__WHAT THE TASK REQUIRES__: Isolate every line in the records below with "又捏成一个球" in it.

__RECORDED DATA__:
---+---

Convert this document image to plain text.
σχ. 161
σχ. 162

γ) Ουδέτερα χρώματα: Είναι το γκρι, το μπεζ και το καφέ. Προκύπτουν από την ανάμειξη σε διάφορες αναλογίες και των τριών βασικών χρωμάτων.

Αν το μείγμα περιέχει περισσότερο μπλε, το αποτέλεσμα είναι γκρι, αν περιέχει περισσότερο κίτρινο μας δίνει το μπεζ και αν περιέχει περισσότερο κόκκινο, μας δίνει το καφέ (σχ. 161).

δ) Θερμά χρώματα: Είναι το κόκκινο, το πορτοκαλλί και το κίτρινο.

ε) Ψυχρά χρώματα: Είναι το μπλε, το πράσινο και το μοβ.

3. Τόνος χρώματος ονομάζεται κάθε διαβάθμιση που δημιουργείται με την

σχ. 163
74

---+---

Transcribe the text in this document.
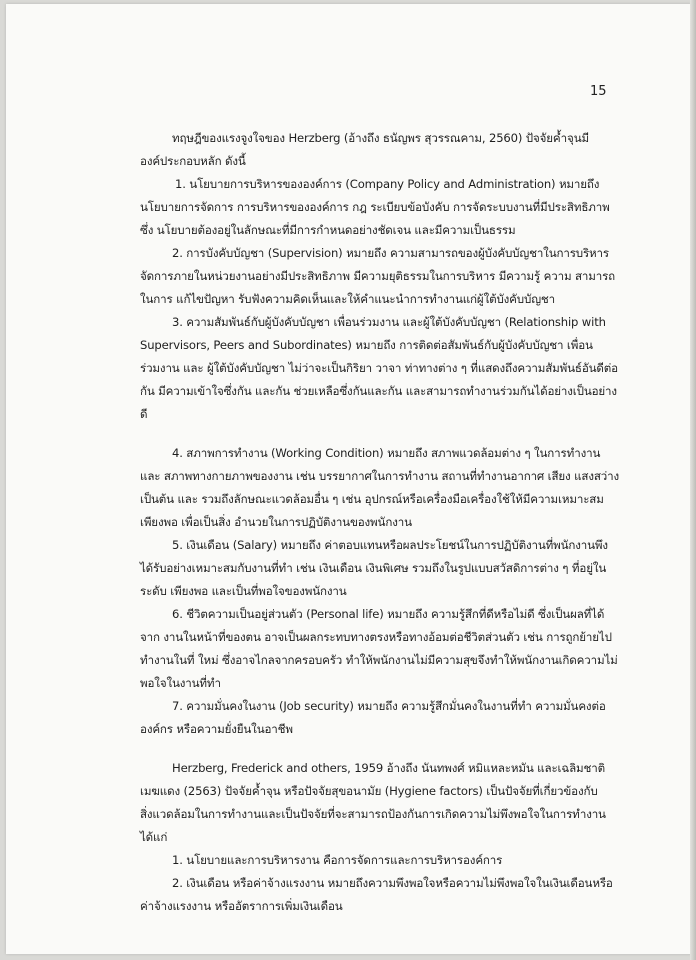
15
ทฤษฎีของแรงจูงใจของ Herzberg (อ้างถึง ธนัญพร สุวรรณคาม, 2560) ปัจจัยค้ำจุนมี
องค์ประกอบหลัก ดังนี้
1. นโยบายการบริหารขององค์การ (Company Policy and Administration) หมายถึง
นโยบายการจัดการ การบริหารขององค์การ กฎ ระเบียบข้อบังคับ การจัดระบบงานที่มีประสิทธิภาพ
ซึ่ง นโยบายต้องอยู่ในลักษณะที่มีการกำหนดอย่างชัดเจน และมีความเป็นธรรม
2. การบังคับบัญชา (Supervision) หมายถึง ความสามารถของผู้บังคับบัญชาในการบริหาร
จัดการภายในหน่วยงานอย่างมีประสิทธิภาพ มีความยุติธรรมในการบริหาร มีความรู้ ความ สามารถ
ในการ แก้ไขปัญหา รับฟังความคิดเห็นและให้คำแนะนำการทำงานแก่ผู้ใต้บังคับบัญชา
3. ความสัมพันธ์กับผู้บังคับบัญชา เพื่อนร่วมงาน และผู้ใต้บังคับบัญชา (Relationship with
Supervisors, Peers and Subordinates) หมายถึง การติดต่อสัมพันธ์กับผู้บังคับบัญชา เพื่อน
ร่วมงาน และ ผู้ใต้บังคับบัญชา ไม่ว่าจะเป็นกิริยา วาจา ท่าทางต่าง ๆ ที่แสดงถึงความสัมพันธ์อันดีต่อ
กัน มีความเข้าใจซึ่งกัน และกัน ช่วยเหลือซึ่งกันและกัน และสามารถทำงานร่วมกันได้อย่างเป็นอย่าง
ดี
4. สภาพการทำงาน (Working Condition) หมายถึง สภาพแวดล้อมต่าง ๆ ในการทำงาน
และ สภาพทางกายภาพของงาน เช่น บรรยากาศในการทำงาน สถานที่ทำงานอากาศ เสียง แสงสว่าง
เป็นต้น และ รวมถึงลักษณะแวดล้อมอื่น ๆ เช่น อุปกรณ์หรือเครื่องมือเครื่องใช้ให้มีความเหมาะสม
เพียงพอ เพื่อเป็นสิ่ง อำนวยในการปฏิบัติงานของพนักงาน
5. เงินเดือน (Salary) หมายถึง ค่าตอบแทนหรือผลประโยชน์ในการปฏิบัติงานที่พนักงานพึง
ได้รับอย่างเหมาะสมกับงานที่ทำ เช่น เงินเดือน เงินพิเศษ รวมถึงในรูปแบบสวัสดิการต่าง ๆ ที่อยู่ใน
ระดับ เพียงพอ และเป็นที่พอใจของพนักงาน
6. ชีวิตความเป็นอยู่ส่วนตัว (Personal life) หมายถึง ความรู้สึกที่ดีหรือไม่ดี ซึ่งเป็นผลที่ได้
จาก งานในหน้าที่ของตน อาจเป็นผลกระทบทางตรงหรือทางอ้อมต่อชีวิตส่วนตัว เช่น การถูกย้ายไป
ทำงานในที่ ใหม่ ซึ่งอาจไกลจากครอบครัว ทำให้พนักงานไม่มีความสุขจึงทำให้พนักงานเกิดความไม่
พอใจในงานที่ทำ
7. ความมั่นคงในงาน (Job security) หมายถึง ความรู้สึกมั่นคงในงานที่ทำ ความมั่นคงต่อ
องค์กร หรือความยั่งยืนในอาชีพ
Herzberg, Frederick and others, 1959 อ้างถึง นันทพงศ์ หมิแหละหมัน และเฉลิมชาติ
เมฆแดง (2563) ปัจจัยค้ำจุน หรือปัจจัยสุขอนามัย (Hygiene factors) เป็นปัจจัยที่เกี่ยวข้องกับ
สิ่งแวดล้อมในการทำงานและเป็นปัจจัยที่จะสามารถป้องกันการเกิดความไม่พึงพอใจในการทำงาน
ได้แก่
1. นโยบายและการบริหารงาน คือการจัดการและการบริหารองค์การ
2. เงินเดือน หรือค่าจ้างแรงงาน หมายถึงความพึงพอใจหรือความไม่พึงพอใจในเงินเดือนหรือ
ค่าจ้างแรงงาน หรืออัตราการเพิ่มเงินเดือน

---+---

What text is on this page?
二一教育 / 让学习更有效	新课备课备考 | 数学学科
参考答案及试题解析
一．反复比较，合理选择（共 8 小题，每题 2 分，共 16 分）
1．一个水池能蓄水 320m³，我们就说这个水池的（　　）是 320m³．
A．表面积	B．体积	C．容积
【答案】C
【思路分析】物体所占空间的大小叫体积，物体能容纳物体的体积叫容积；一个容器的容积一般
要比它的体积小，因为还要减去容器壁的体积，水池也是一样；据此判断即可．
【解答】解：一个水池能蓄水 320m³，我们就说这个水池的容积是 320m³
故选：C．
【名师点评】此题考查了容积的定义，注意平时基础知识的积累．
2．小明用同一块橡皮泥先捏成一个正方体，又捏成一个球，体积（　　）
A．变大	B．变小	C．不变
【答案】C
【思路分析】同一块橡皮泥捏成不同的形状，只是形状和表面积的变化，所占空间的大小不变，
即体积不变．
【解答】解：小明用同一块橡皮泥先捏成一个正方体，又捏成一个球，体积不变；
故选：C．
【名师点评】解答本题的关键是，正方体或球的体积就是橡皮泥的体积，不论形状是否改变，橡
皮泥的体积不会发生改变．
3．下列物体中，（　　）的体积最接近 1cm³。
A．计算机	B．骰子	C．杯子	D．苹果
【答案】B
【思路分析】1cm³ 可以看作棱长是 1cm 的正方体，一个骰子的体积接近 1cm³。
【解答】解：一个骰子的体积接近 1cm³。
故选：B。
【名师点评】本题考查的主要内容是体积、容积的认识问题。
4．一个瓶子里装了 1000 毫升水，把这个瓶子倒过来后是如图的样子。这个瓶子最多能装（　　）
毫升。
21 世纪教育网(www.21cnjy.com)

---+---

__FINISHED EXERCISE__:
2．小明用同一块橡皮泥先捏成一个正方体，又捏成一个球，体积（　　）
【解答】解：小明用同一块橡皮泥先捏成一个正方体，又捏成一个球，体积不变；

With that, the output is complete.